[Written exercise] All entries below are to be set down again, identical to the source.
<<<<
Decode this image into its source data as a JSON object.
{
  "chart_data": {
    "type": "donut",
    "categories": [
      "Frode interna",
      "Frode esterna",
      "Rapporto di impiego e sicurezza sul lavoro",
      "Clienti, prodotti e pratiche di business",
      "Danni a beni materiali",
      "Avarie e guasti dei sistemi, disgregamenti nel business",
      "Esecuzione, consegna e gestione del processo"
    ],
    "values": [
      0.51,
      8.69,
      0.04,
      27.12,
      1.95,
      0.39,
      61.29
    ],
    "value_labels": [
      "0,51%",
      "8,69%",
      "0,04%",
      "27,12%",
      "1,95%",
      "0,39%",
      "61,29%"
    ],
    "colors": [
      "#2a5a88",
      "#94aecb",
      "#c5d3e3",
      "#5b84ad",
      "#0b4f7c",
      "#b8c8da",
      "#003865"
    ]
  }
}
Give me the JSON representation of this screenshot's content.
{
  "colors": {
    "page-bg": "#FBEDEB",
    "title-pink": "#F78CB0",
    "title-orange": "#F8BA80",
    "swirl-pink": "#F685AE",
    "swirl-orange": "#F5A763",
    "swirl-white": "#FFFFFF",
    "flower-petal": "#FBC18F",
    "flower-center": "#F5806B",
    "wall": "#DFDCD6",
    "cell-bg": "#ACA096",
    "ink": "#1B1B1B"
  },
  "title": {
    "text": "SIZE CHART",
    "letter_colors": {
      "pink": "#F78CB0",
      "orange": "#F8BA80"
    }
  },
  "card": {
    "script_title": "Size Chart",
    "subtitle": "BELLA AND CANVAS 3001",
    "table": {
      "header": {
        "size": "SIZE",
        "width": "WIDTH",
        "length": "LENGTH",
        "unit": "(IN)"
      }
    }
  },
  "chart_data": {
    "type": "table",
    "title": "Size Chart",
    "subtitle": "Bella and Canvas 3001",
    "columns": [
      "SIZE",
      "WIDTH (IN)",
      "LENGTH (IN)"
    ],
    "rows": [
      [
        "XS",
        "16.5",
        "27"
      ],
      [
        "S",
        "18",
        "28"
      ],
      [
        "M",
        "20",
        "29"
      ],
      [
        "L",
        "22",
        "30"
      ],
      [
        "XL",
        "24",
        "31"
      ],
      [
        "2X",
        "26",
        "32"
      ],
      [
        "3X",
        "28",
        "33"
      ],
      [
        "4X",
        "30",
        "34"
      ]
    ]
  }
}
>>>>
[Completed task]
Decode this image into its source data as a JSON object.
{
  "chart_data": {
    "type": "donut",
    "categories": [
      "Frode interna",
      "Frode esterna",
      "Rapporto di impiego e sicurezza sul lavoro",
      "Clienti, prodotti e pratiche di business",
      "Danni a beni materiali",
      "Avarie e guasti dei sistemi, disgregamenti nel business",
      "Esecuzione, consegna e gestione del processo"
    ],
    "values": [
      0.51,
      8.69,
      0.04,
      27.12,
      1.95,
      0.39,
      61.29
    ],
    "value_labels": [
      "0,51%",
      "8,69%",
      "0,04%",
      "27,12%",
      "1,95%",
      "0,39%",
      "61,29%"
    ],
    "colors": [
      "#2a5a88",
      "#94aecb",
      "#c5d3e3",
      "#5b84ad",
      "#0b4f7c",
      "#b8c8da",
      "#003865"
    ]
  }
}
Give me the JSON representation of this screenshot's content.
{
  "colors": {
    "page-bg": "#FBEDEB",
    "title-pink": "#F78CB0",
    "title-orange": "#F8BA80",
    "swirl-pink": "#F685AE",
    "swirl-orange": "#F5A763",
    "swirl-white": "#FFFFFF",
    "flower-petal": "#FBC18F",
    "flower-center": "#F5806B",
    "wall": "#DFDCD6",
    "cell-bg": "#ACA096",
    "ink": "#1B1B1B"
  },
  "title": {
    "text": "SIZE CHART",
    "letter_colors": {
      "pink": "#F78CB0",
      "orange": "#F8BA80"
    }
  },
  "card": {
    "script_title": "Size Chart",
    "subtitle": "BELLA AND CANVAS 3001",
    "table": {
      "header": {
        "size": "SIZE",
        "width": "WIDTH",
        "length": "LENGTH",
        "unit": "(IN)"
      }
    }
  },
  "chart_data": {
    "type": "table",
    "title": "Size Chart",
    "subtitle": "Bella and Canvas 3001",
    "columns": [
      "SIZE",
      "WIDTH (IN)",
      "LENGTH (IN)"
    ],
    "rows": [
      [
        "XS",
        "16.5",
        "27"
      ],
      [
        "S",
        "18",
        "28"
      ],
      [
        "M",
        "20",
        "29"
      ],
      [
        "L",
        "22",
        "30"
      ],
      [
        "XL",
        "24",
        "31"
      ],
      [
        "2X",
        "26",
        "32"
      ],
      [
        "3X",
        "28",
        "33"
      ],
      [
        "4X",
        "30",
        "34"
      ]
    ]
  }
}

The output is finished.